> _Exercise aim_
Copy out the data exactly, leaving the pictures behind.

> _Items_
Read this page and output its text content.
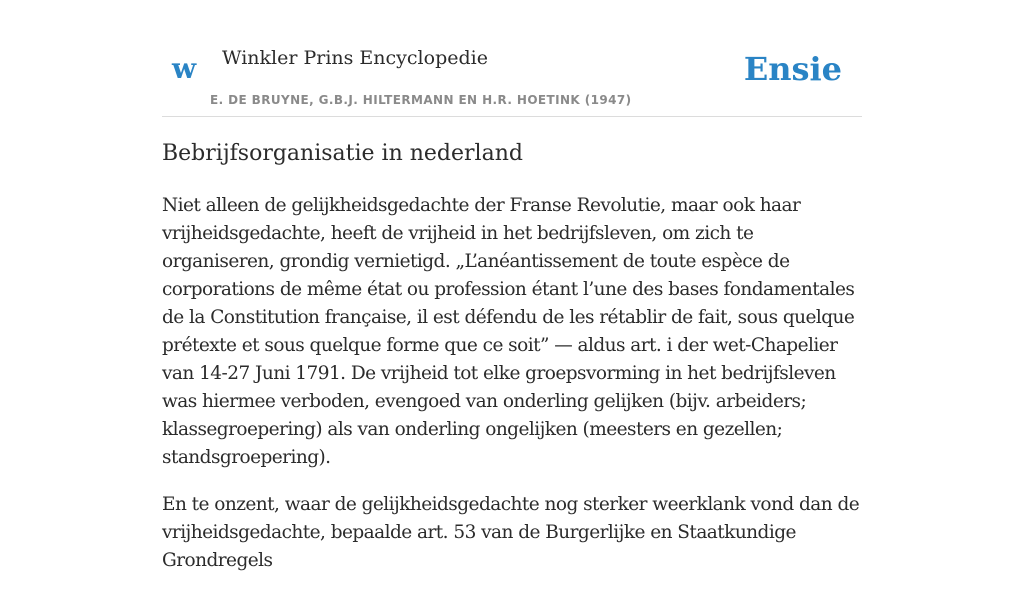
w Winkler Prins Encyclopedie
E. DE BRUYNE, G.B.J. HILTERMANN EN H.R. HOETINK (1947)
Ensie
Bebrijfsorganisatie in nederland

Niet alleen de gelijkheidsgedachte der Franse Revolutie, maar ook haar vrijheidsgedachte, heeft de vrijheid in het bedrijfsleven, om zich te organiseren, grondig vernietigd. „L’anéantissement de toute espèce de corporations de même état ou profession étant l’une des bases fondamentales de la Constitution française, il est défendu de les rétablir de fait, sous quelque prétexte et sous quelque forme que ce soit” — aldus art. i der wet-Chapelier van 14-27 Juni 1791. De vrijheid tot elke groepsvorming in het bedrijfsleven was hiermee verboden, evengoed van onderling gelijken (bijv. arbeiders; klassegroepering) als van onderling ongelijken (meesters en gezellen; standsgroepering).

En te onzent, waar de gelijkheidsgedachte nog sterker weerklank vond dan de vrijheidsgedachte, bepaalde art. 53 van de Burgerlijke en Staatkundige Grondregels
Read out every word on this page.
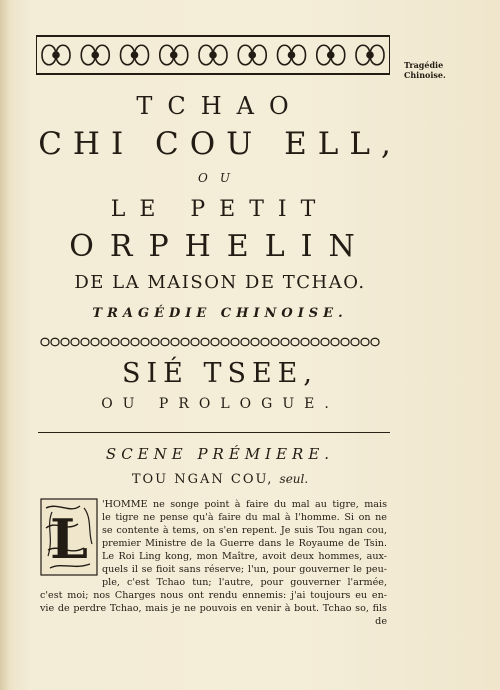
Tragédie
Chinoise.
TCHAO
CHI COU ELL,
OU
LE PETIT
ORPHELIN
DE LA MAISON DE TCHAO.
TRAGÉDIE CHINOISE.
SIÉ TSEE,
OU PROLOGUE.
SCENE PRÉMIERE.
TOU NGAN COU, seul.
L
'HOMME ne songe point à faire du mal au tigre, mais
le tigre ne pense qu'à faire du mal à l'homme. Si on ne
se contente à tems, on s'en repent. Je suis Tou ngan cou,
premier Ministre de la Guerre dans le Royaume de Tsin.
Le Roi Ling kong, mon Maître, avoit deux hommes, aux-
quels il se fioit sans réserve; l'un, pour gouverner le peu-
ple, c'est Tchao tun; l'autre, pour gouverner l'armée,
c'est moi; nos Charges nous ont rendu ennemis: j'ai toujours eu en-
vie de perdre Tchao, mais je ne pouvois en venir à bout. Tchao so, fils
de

> _Complete output_
Read this page and output its text content.
w Winkler Prins Encyclopedie
E. DE BRUYNE, G.B.J. HILTERMANN EN H.R. HOETINK (1947)
Ensie
Bebrijfsorganisatie in nederland

Niet alleen de gelijkheidsgedachte der Franse Revolutie, maar ook haar vrijheidsgedachte, heeft de vrijheid in het bedrijfsleven, om zich te organiseren, grondig vernietigd. „L’anéantissement de toute espèce de corporations de même état ou profession étant l’une des bases fondamentales de la Constitution française, il est défendu de les rétablir de fait, sous quelque prétexte et sous quelque forme que ce soit” — aldus art. i der wet-Chapelier van 14-27 Juni 1791. De vrijheid tot elke groepsvorming in het bedrijfsleven was hiermee verboden, evengoed van onderling gelijken (bijv. arbeiders; klassegroepering) als van onderling ongelijken (meesters en gezellen; standsgroepering).

En te onzent, waar de gelijkheidsgedachte nog sterker weerklank vond dan de vrijheidsgedachte, bepaalde art. 53 van de Burgerlijke en Staatkundige Grondregels
Read out every word on this page.
Tragédie
Chinoise.
TCHAO
CHI COU ELL,
OU
LE PETIT
ORPHELIN
DE LA MAISON DE TCHAO.
TRAGÉDIE CHINOISE.
SIÉ TSEE,
OU PROLOGUE.
SCENE PRÉMIERE.
TOU NGAN COU, seul.
L
'HOMME ne songe point à faire du mal au tigre, mais
le tigre ne pense qu'à faire du mal à l'homme. Si on ne
se contente à tems, on s'en repent. Je suis Tou ngan cou,
premier Ministre de la Guerre dans le Royaume de Tsin.
Le Roi Ling kong, mon Maître, avoit deux hommes, aux-
quels il se fioit sans réserve; l'un, pour gouverner le peu-
ple, c'est Tchao tun; l'autre, pour gouverner l'armée,
c'est moi; nos Charges nous ont rendu ennemis: j'ai toujours eu en-
vie de perdre Tchao, mais je ne pouvois en venir à bout. Tchao so, fils
de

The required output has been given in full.